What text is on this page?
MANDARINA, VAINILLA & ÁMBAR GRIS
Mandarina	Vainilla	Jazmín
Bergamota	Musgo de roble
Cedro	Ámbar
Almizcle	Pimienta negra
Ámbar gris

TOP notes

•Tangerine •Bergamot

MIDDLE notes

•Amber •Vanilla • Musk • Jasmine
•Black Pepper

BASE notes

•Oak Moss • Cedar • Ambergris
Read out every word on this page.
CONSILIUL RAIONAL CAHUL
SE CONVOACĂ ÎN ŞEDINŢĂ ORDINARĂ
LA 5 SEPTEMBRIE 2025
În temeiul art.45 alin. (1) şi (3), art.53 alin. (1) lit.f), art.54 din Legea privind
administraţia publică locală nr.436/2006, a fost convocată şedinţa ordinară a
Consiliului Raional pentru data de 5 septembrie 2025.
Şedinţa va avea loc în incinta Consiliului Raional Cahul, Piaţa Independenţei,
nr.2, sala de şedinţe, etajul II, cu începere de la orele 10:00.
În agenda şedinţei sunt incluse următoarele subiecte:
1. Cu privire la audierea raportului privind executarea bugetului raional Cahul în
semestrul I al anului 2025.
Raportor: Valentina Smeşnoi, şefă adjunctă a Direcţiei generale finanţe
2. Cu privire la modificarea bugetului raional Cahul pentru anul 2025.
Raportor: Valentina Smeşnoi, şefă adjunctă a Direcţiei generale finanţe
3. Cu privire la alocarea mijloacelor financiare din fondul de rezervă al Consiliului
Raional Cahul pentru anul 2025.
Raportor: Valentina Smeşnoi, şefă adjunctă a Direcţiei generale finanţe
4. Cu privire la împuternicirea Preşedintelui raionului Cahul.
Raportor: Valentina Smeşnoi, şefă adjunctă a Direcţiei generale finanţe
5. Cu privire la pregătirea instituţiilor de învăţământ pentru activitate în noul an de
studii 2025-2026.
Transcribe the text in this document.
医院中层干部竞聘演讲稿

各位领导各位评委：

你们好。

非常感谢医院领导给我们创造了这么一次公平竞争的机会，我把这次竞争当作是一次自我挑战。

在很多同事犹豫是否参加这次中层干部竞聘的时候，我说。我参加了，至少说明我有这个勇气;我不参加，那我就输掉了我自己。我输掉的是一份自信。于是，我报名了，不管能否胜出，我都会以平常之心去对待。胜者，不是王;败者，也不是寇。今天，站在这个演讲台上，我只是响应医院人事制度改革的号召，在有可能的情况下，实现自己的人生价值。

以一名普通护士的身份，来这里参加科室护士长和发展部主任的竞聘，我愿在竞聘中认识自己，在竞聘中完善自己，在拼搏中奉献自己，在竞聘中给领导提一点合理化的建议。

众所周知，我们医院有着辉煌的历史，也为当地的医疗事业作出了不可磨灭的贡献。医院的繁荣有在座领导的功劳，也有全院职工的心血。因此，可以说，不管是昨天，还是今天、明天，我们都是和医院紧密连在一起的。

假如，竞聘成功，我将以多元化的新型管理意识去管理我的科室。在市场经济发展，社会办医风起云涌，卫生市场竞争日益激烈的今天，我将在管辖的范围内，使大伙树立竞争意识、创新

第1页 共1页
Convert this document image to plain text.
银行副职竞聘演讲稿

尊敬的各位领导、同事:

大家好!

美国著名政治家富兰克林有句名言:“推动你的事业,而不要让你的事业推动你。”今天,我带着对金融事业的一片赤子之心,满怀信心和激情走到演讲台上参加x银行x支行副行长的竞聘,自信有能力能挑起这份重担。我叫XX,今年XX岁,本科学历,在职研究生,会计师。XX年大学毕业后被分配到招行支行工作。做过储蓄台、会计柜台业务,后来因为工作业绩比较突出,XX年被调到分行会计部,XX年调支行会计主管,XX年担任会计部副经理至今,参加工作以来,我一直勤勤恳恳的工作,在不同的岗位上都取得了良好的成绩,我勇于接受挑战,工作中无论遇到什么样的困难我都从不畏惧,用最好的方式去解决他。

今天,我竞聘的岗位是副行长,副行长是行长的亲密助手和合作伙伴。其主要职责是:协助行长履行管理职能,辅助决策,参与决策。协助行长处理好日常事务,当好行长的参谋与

┄┄┄┄┄┄┄┄┄┄┄┄┄┄┄┄┄┄┄┄

From the "Transcribe the text in this document." line to the close of the listing, restate each line word for word.

_SOLUTION FOR THIS EXERCISE_
Transcribe the text in this document.
医院中层干部竞聘演讲稿

各位领导各位评委：

你们好。

非常感谢医院领导给我们创造了这么一次公平竞争的机会，我把这次竞争当作是一次自我挑战。

在很多同事犹豫是否参加这次中层干部竞聘的时候，我说。我参加了，至少说明我有这个勇气;我不参加，那我就输掉了我自己。我输掉的是一份自信。于是，我报名了，不管能否胜出，我都会以平常之心去对待。胜者，不是王;败者，也不是寇。今天，站在这个演讲台上，我只是响应医院人事制度改革的号召，在有可能的情况下，实现自己的人生价值。

以一名普通护士的身份，来这里参加科室护士长和发展部主任的竞聘，我愿在竞聘中认识自己，在竞聘中完善自己，在拼搏中奉献自己，在竞聘中给领导提一点合理化的建议。

众所周知，我们医院有着辉煌的历史，也为当地的医疗事业作出了不可磨灭的贡献。医院的繁荣有在座领导的功劳，也有全院职工的心血。因此，可以说，不管是昨天，还是今天、明天，我们都是和医院紧密连在一起的。

假如，竞聘成功，我将以多元化的新型管理意识去管理我的科室。在市场经济发展，社会办医风起云涌，卫生市场竞争日益激烈的今天，我将在管辖的范围内，使大伙树立竞争意识、创新

第1页 共1页
Convert this document image to plain text.
银行副职竞聘演讲稿

尊敬的各位领导、同事:

大家好!

美国著名政治家富兰克林有句名言:“推动你的事业,而不要让你的事业推动你。”今天,我带着对金融事业的一片赤子之心,满怀信心和激情走到演讲台上参加x银行x支行副行长的竞聘,自信有能力能挑起这份重担。我叫XX,今年XX岁,本科学历,在职研究生,会计师。XX年大学毕业后被分配到招行支行工作。做过储蓄台、会计柜台业务,后来因为工作业绩比较突出,XX年被调到分行会计部,XX年调支行会计主管,XX年担任会计部副经理至今,参加工作以来,我一直勤勤恳恳的工作,在不同的岗位上都取得了良好的成绩,我勇于接受挑战,工作中无论遇到什么样的困难我都从不畏惧,用最好的方式去解决他。

今天,我竞聘的岗位是副行长,副行长是行长的亲密助手和合作伙伴。其主要职责是:协助行长履行管理职能,辅助决策,参与决策。协助行长处理好日常事务,当好行长的参谋与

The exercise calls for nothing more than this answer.